OBJECTIVE:
Your task is to repeat the entries word for word while leaving out the pictures.
-- START OF EXERCISE MATERIAL --
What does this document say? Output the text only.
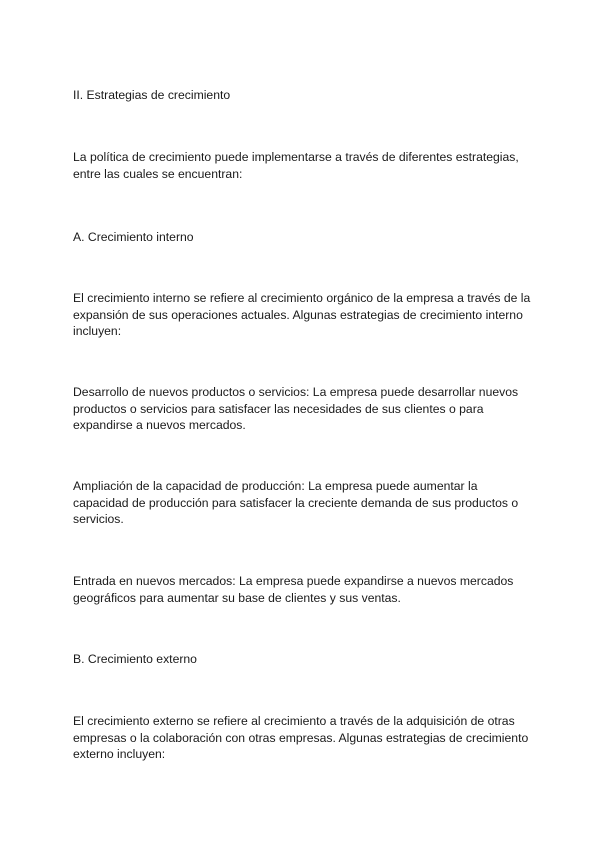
II. Estrategias de crecimiento

La política de crecimiento puede implementarse a través de diferentes estrategias,
entre las cuales se encuentran:

A. Crecimiento interno

El crecimiento interno se refiere al crecimiento orgánico de la empresa a través de la
expansión de sus operaciones actuales. Algunas estrategias de crecimiento interno
incluyen:

Desarrollo de nuevos productos o servicios: La empresa puede desarrollar nuevos
productos o servicios para satisfacer las necesidades de sus clientes o para
expandirse a nuevos mercados.

Ampliación de la capacidad de producción: La empresa puede aumentar la
capacidad de producción para satisfacer la creciente demanda de sus productos o
servicios.

Entrada en nuevos mercados: La empresa puede expandirse a nuevos mercados
geográficos para aumentar su base de clientes y sus ventas.

B. Crecimiento externo

El crecimiento externo se refiere al crecimiento a través de la adquisición de otras
empresas o la colaboración con otras empresas. Algunas estrategias de crecimiento
externo incluyen:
-- END OF EXERCISE MATERIAL --
FINAL RESULT:
What does this document say? Output the text only.
II. Estrategias de crecimiento

La política de crecimiento puede implementarse a través de diferentes estrategias,
entre las cuales se encuentran:

A. Crecimiento interno

El crecimiento interno se refiere al crecimiento orgánico de la empresa a través de la
expansión de sus operaciones actuales. Algunas estrategias de crecimiento interno
incluyen:

Desarrollo de nuevos productos o servicios: La empresa puede desarrollar nuevos
productos o servicios para satisfacer las necesidades de sus clientes o para
expandirse a nuevos mercados.

Ampliación de la capacidad de producción: La empresa puede aumentar la
capacidad de producción para satisfacer la creciente demanda de sus productos o
servicios.

Entrada en nuevos mercados: La empresa puede expandirse a nuevos mercados
geográficos para aumentar su base de clientes y sus ventas.

B. Crecimiento externo

El crecimiento externo se refiere al crecimiento a través de la adquisición de otras
empresas o la colaboración con otras empresas. Algunas estrategias de crecimiento
externo incluyen:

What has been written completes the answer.